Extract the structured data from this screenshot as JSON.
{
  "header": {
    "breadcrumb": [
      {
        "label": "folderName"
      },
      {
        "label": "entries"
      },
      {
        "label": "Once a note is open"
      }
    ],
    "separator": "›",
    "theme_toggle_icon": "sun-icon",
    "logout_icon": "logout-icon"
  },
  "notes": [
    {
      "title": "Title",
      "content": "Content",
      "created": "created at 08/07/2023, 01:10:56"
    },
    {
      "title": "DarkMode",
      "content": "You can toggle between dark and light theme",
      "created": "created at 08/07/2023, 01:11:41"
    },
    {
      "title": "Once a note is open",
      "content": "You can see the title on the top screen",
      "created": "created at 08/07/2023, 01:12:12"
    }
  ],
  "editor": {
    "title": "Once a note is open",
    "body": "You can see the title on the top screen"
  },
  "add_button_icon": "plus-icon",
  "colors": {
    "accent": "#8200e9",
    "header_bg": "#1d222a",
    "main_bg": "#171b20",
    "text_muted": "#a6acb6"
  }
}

◇ ◇ ◇ ◇

What to produce: Of the lines in the material above, state how many contain the string "title"; give no other text.

The answer: 6